- **Your instructions**
Every record should be repeated exactly, except that pictures are left out.

- **Provided data**
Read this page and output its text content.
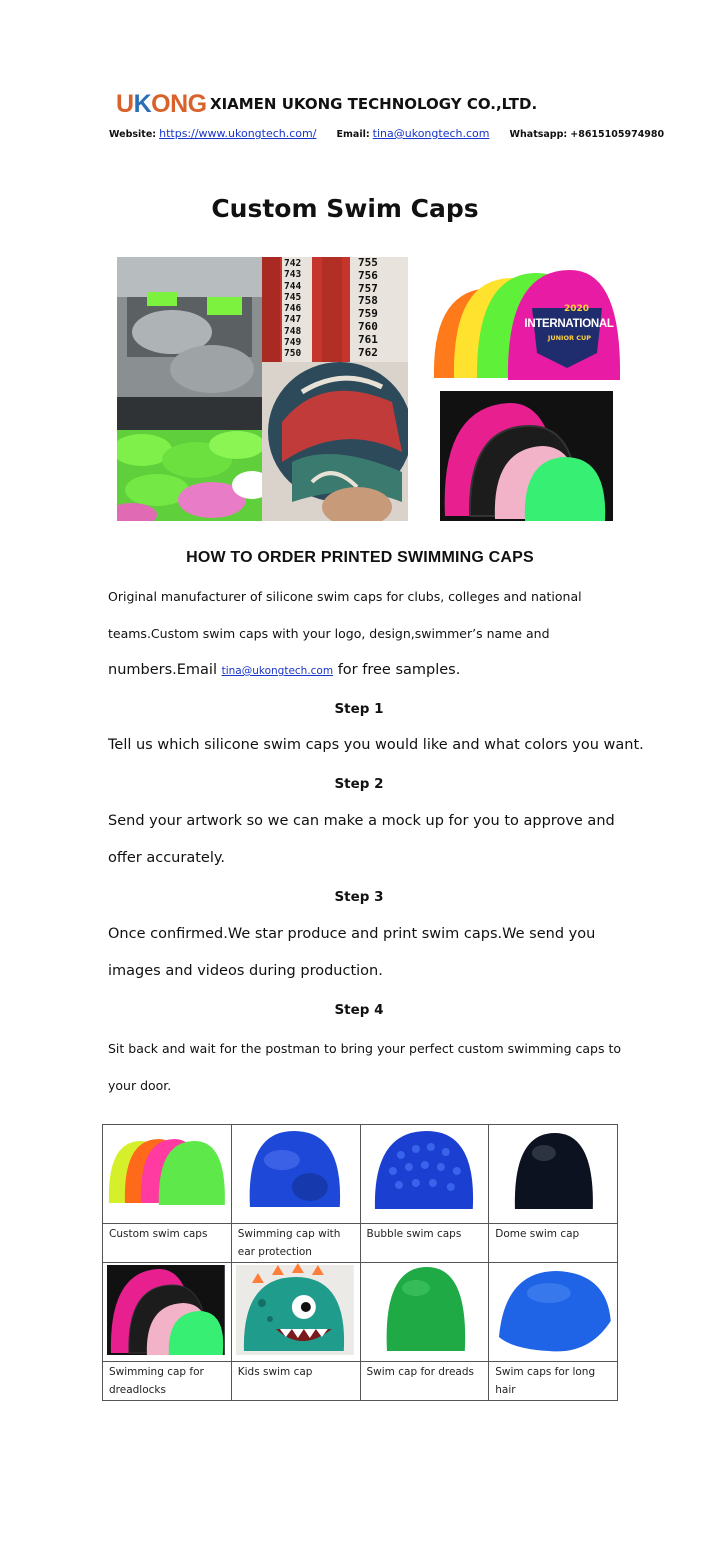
UKONG XIAMEN UKONG TECHNOLOGY CO.,LTD.
Website: https://www.ukongtech.com/ Email: tina@ukongtech.com Whatsapp: +8615105974980
Custom Swim Caps
742
743
744
745
746
747
748
749
750
755
756
757
758
759
760
761
762
2020
INTERNATIONAL
JUNIOR CUP
HOW TO ORDER PRINTED SWIMMING CAPS
Original manufacturer of silicone swim caps for clubs, colleges and national
teams.Custom swim caps with your logo, design,swimmer’s name and
numbers.Email tina@ukongtech.com for free samples.
Step 1
Tell us which silicone swim caps you would like and what colors you want.
Step 2
Send your artwork so we can make a mock up for you to approve and
offer accurately.
Step 3
Once confirmed.We star produce and print swim caps.We send you
images and videos during production.
Step 4
Sit back and wait for the postman to bring your perfect custom swimming caps to
your door.

Custom swim caps	Swimming cap with ear protection	Bubble swim caps	Dome swim cap

Swimming cap for dreadlocks	Kids swim cap	Swim cap for dreads	Swim caps for long hair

- **Finished answer**
Read this page and output its text content.
UKONG XIAMEN UKONG TECHNOLOGY CO.,LTD.
Website: https://www.ukongtech.com/ Email: tina@ukongtech.com Whatsapp: +8615105974980
Custom Swim Caps
742
743
744
745
746
747
748
749
750
755
756
757
758
759
760
761
762
2020
INTERNATIONAL
JUNIOR CUP
HOW TO ORDER PRINTED SWIMMING CAPS
Original manufacturer of silicone swim caps for clubs, colleges and national
teams.Custom swim caps with your logo, design,swimmer’s name and
numbers.Email tina@ukongtech.com for free samples.
Step 1
Tell us which silicone swim caps you would like and what colors you want.
Step 2
Send your artwork so we can make a mock up for you to approve and
offer accurately.
Step 3
Once confirmed.We star produce and print swim caps.We send you
images and videos during production.
Step 4
Sit back and wait for the postman to bring your perfect custom swimming caps to
your door.

Custom swim caps	Swimming cap with ear protection	Bubble swim caps	Dome swim cap

Swimming cap for dreadlocks	Kids swim cap	Swim cap for dreads	Swim caps for long hair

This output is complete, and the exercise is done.